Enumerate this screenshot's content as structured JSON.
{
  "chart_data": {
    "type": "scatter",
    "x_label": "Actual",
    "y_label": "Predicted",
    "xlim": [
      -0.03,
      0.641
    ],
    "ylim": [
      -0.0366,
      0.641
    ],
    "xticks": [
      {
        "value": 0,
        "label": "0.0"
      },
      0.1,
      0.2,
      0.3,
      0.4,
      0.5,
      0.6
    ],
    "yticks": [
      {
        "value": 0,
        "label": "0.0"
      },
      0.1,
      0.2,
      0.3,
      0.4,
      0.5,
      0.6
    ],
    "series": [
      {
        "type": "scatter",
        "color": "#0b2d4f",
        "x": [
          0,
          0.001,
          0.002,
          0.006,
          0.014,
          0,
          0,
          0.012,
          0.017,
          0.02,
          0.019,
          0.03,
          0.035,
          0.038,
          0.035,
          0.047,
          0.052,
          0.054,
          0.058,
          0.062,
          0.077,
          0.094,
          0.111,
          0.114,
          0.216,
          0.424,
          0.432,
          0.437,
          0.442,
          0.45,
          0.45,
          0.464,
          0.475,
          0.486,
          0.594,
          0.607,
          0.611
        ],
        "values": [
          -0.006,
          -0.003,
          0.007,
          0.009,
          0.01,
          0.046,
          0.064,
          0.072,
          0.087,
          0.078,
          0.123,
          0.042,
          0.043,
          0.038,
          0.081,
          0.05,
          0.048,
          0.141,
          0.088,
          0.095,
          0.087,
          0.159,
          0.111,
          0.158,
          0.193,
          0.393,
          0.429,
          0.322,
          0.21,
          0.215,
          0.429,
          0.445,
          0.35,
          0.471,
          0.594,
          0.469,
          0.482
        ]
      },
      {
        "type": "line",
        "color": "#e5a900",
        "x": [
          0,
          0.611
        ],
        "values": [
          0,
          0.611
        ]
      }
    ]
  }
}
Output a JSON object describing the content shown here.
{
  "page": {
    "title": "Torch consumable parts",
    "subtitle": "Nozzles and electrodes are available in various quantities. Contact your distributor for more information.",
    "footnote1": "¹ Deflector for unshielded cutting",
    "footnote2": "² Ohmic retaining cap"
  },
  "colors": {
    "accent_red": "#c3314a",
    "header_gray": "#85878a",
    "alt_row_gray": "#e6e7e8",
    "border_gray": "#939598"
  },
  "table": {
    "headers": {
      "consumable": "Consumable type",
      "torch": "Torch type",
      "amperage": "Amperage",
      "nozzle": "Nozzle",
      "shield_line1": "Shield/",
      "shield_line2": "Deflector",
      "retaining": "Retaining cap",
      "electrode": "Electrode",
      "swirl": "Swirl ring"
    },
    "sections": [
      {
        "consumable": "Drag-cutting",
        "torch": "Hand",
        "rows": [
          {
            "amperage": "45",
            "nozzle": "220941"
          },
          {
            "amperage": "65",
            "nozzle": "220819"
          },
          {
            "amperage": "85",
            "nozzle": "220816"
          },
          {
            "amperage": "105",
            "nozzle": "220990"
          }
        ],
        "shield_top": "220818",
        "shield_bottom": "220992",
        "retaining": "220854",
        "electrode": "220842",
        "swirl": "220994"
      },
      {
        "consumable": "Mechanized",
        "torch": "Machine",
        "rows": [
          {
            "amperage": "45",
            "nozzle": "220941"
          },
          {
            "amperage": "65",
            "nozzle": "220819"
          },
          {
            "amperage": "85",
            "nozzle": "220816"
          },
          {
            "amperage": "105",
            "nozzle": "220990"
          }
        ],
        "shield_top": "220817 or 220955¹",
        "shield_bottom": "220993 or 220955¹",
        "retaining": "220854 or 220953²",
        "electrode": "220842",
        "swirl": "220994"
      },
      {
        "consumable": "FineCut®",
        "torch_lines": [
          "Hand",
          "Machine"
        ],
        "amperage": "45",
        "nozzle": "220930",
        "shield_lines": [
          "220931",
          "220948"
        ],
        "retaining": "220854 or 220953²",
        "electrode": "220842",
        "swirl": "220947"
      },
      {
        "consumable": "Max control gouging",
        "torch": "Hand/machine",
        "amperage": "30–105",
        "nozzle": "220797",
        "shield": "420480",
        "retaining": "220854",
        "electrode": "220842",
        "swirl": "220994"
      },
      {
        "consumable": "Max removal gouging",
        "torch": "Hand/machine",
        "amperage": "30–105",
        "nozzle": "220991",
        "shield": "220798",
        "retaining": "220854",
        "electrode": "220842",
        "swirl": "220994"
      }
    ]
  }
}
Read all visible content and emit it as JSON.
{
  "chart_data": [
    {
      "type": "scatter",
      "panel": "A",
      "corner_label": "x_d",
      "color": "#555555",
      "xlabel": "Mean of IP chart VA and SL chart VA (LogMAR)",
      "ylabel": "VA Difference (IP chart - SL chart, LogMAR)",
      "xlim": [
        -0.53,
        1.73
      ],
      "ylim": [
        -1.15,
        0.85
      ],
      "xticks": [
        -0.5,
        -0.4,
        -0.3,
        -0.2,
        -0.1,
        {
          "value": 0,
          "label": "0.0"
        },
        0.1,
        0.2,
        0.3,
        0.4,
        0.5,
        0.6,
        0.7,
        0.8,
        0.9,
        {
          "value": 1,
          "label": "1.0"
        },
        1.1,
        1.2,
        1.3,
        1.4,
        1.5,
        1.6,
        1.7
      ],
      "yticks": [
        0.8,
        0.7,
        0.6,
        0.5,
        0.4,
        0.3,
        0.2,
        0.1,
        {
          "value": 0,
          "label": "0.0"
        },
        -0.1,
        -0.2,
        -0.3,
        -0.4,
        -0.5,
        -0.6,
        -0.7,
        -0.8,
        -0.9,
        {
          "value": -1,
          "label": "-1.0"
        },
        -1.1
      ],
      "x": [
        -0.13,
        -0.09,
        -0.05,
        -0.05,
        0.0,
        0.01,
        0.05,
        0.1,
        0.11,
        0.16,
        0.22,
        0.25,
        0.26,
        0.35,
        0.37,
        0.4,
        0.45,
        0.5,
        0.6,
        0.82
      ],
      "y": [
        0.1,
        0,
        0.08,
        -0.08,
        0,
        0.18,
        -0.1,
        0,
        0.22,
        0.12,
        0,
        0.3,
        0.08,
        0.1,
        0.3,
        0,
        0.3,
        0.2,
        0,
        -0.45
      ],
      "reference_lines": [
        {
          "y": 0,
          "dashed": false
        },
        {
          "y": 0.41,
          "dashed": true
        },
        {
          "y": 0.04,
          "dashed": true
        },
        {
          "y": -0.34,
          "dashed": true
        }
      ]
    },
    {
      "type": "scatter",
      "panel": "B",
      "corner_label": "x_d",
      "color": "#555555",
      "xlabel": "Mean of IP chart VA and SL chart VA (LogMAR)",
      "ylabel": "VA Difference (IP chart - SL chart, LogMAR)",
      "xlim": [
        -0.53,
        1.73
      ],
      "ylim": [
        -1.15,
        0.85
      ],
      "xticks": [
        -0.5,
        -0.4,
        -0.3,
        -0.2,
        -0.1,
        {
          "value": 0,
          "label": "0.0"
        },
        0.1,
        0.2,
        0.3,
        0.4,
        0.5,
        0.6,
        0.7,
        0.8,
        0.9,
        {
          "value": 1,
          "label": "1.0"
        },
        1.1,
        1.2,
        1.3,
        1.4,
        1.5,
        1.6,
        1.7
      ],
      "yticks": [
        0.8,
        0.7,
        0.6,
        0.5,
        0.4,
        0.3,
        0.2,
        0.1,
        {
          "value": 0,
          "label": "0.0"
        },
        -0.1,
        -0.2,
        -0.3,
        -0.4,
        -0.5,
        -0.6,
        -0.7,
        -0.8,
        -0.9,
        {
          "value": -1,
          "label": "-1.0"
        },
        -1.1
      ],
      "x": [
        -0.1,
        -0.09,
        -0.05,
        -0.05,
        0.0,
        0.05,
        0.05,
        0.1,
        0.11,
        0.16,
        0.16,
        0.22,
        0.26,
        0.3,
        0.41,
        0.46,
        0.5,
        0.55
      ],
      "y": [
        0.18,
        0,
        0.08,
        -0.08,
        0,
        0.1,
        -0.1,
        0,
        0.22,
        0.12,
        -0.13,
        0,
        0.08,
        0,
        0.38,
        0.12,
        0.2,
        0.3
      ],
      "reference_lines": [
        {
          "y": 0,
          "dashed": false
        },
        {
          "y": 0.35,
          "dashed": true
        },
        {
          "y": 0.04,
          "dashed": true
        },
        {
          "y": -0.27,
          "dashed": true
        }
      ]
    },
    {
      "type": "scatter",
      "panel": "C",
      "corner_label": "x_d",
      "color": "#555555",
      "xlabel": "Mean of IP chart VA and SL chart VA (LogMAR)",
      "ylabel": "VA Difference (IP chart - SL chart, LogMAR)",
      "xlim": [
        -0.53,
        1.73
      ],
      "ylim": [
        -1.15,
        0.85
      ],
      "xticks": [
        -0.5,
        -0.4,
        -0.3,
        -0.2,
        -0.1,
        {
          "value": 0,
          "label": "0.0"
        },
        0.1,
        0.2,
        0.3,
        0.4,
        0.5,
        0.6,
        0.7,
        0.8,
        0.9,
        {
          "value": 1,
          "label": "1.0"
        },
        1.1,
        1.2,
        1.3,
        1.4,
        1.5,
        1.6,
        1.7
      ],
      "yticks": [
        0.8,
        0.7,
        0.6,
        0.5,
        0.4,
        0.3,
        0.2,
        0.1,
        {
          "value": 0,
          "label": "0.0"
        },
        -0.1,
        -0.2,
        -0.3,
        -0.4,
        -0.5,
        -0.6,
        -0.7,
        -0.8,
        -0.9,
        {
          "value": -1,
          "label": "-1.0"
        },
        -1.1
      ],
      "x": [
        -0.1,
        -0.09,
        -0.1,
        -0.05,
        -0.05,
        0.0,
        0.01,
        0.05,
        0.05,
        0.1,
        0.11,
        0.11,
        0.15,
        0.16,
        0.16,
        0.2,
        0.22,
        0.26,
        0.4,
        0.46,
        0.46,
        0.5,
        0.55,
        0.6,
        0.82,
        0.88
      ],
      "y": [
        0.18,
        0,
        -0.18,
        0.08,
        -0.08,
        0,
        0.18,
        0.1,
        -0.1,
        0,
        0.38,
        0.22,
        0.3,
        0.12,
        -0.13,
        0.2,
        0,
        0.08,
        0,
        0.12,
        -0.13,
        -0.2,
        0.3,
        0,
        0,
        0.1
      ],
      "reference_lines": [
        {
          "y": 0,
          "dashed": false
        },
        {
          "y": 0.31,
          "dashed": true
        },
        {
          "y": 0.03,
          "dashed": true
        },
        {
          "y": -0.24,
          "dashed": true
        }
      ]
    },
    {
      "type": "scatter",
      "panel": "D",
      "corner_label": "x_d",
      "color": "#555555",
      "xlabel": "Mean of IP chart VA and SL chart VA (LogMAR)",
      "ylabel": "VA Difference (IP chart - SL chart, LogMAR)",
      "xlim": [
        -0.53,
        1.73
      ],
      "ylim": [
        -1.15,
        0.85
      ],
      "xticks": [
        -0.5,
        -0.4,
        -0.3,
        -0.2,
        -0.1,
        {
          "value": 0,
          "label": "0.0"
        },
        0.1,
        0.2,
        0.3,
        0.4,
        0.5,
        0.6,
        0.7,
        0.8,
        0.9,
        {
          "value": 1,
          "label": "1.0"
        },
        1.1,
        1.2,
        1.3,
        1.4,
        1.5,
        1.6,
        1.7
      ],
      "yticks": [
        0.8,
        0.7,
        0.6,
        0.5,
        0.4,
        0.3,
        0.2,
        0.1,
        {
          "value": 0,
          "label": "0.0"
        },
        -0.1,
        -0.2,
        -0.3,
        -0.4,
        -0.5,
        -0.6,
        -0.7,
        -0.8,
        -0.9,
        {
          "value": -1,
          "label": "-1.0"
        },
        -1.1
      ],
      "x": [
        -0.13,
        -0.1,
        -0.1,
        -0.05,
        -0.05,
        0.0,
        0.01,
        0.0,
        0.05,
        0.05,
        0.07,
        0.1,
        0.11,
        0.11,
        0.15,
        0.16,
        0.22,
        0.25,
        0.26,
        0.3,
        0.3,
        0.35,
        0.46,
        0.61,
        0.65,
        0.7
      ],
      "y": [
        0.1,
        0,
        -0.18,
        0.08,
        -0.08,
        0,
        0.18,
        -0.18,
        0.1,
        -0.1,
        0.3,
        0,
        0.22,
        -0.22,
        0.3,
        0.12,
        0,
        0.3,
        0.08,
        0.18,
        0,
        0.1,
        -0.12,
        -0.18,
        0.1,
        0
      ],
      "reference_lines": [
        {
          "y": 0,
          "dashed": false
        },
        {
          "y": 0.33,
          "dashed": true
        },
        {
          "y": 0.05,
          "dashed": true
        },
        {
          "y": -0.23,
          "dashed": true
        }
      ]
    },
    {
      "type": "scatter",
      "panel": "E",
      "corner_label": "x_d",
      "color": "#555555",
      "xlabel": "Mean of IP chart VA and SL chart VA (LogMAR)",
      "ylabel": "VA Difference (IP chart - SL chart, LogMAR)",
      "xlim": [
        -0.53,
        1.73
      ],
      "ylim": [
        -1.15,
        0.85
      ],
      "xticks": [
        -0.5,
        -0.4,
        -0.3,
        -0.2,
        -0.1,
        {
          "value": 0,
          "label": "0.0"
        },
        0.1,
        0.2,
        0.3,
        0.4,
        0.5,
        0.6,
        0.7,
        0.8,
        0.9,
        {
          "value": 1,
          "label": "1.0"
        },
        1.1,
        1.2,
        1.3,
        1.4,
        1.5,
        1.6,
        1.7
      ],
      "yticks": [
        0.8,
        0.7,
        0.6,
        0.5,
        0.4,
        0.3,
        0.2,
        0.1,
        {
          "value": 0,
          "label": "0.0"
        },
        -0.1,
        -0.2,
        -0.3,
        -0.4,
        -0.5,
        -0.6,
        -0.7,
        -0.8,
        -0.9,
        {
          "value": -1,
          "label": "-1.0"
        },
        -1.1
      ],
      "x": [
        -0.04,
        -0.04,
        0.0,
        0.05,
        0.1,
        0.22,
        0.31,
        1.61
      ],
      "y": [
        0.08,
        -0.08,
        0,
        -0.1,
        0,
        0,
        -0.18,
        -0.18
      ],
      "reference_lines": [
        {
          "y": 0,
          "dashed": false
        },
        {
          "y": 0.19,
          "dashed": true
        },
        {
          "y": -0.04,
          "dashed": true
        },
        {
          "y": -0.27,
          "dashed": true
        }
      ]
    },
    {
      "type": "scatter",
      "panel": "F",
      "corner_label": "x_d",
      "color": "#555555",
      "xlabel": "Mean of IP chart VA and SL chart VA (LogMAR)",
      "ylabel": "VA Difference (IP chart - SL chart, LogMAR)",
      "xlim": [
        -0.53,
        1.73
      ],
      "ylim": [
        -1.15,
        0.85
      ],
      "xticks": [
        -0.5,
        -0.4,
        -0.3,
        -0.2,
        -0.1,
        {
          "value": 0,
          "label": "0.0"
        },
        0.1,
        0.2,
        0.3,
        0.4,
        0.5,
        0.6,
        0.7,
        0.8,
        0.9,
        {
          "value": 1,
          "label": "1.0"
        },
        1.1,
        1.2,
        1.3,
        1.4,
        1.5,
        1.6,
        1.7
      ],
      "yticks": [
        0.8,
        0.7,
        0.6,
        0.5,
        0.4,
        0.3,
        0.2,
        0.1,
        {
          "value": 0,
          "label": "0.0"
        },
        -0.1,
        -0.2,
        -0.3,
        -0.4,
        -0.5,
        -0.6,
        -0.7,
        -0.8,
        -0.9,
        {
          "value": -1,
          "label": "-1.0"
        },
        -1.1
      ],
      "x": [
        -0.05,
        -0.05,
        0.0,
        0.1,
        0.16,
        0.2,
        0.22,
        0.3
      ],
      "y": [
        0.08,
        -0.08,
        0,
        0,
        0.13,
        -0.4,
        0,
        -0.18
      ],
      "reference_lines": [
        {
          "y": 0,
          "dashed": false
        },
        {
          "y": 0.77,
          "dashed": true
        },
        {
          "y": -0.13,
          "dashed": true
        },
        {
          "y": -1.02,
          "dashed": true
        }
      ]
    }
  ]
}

===

# [What to work on]
Filter out every line that lacks the word "panel", and copy the rest.

# [Output for this exercise]
      "panel": "A",
      "panel": "B",
      "panel": "C",
      "panel": "D",
      "panel": "E",
      "panel": "F",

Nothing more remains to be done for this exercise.